(Work to complete) Read the lines below and count those that have the word "miles". Respond with the number only.

(Data provided)

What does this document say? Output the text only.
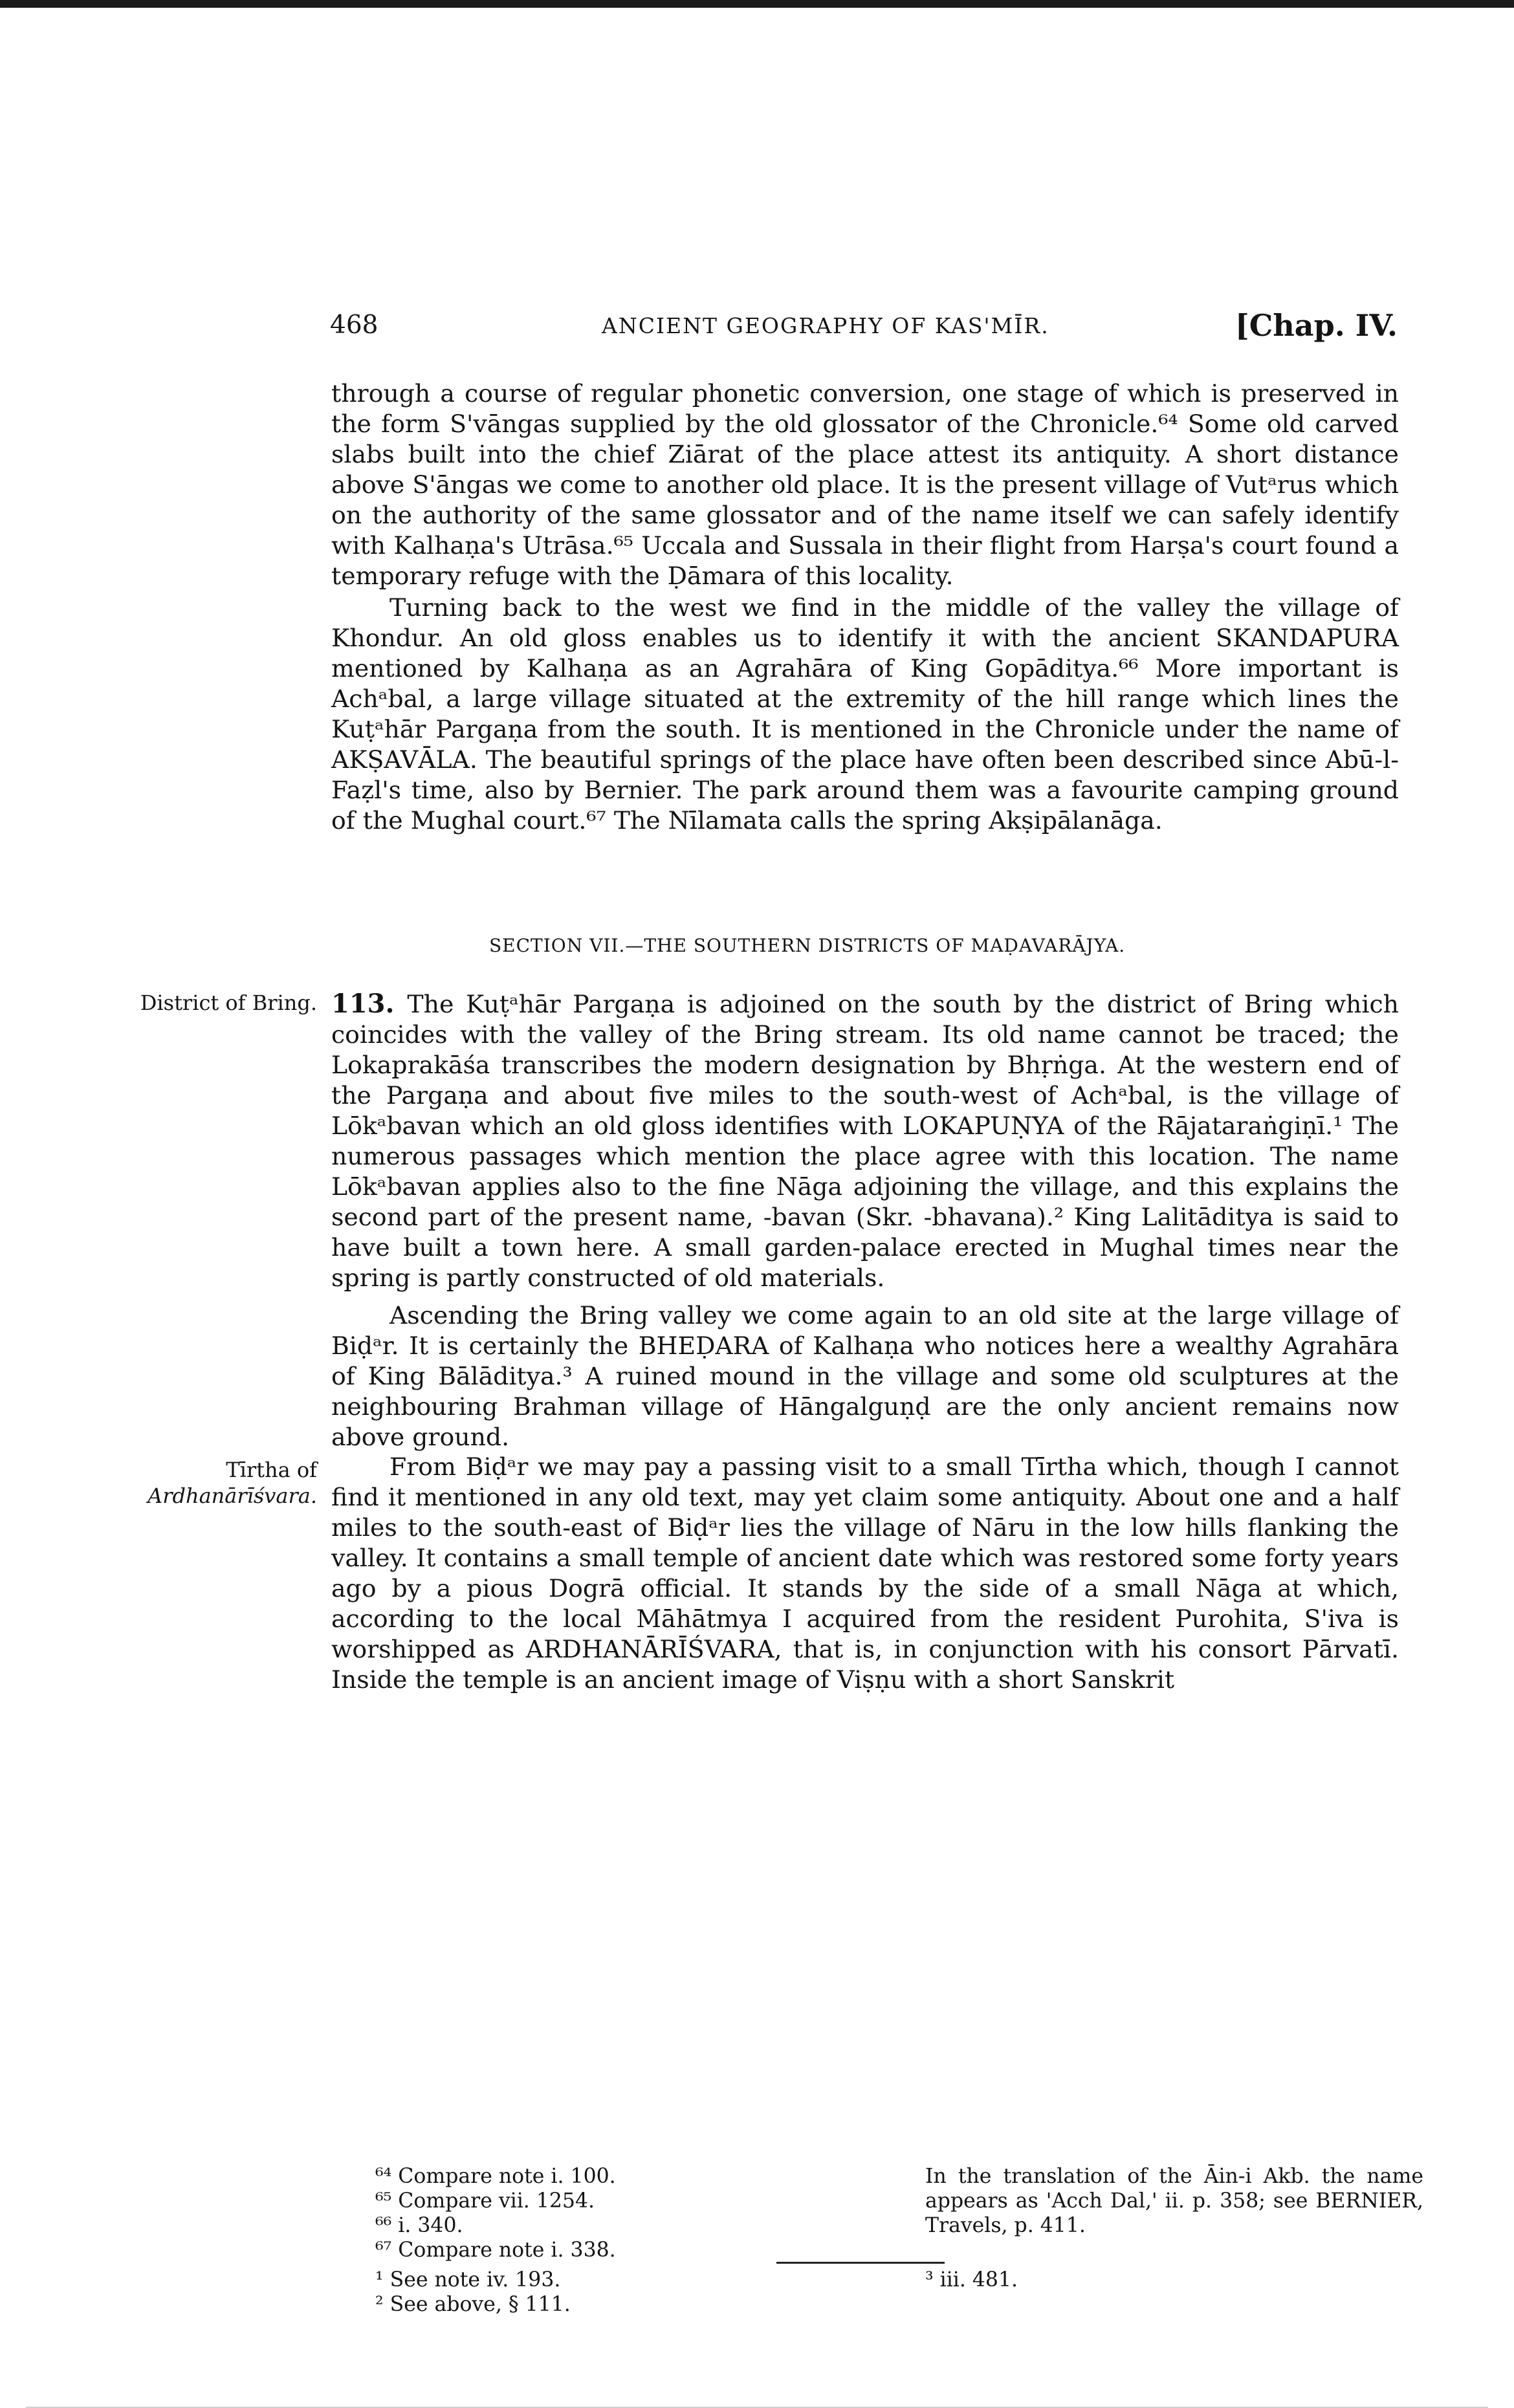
468	ANCIENT GEOGRAPHY OF KAS'MĪR.	[Chap. IV.

through a course of regular phonetic conversion, one stage of which is preserved in the form S'vāngas supplied by the old glossator of the Chronicle.⁶⁴ Some old carved slabs built into the chief Ziārat of the place attest its antiquity. A short distance above S'āngas we come to another old place. It is the present village of Vutᵃrus which on the authority of the same glossator and of the name itself we can safely identify with Kalhaṇa's Utrāsa.⁶⁵ Uccala and Sussala in their flight from Harṣa's court found a temporary refuge with the Ḍāmara of this locality.

Turning back to the west we find in the middle of the valley the village of Khondur. An old gloss enables us to identify it with the ancient SKANDAPURA mentioned by Kalhaṇa as an Agrahāra of King Gopāditya.⁶⁶ More important is Achᵃbal, a large village situated at the extremity of the hill range which lines the Kuṭᵃhār Pargaṇa from the south. It is mentioned in the Chronicle under the name of AKṢAVĀLA. The beautiful springs of the place have often been described since Abū-l-Faẓl's time, also by Bernier. The park around them was a favourite camping ground of the Mughal court.⁶⁷ The Nīlamata calls the spring Akṣipālanāga.

SECTION VII.—THE SOUTHERN DISTRICTS OF MAḌAVARĀJYA.
District of Bring. 113. The Kuṭᵃhār Pargaṇa is adjoined on the south by the district of Bring which coincides with the valley of the Bring stream. Its old name cannot be traced; the Lokaprakāśa transcribes the modern designation by Bhṛṅga. At the western end of the Pargaṇa and about five miles to the south-west of Achᵃbal, is the village of Lōkᵃbavan which an old gloss identifies with LOKAPUṆYA of the Rājataraṅgiṇī.¹ The numerous passages which mention the place agree with this location. The name Lōkᵃbavan applies also to the fine Nāga adjoining the village, and this explains the second part of the present name, -bavan (Skr. -bhavana).² King Lalitāditya is said to have built a town here. A small garden-palace erected in Mughal times near the spring is partly constructed of old materials.

Ascending the Bring valley we come again to an old site at the large village of Biḍᵃr. It is certainly the BHEḌARA of Kalhaṇa who notices here a wealthy Agrahāra of King Bālāditya.³ A ruined mound in the village and some old sculptures at the neighbouring Brahman village of Hāngalguṇḍ are the only ancient remains now above ground.

Tīrtha of
Ardhanārīśvara.

From Biḍᵃr we may pay a passing visit to a small Tīrtha which, though I cannot find it mentioned in any old text, may yet claim some antiquity. About one and a half miles to the south-east of Biḍᵃr lies the village of Nāru in the low hills flanking the valley. It contains a small temple of ancient date which was restored some forty years ago by a pious Dogrā official. It stands by the side of a small Nāga at which, according to the local Māhātmya I acquired from the resident Purohita, S'iva is worshipped as ARDHANĀRĪŚVARA, that is, in conjunction with his consort Pārvatī. Inside the temple is an ancient image of Viṣṇu with a short Sanskrit

⁶⁴ Compare note i. 100.
⁶⁵ Compare vii. 1254.
⁶⁶ i. 340.
⁶⁷ Compare note i. 338.
In the translation of the Āin-i Akb. the name appears as 'Acch Dal,' ii. p. 358; see BERNIER, Travels, p. 411.
¹ See note iv. 193.
² See above, § 111.
³ iii. 481.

(The reply) 2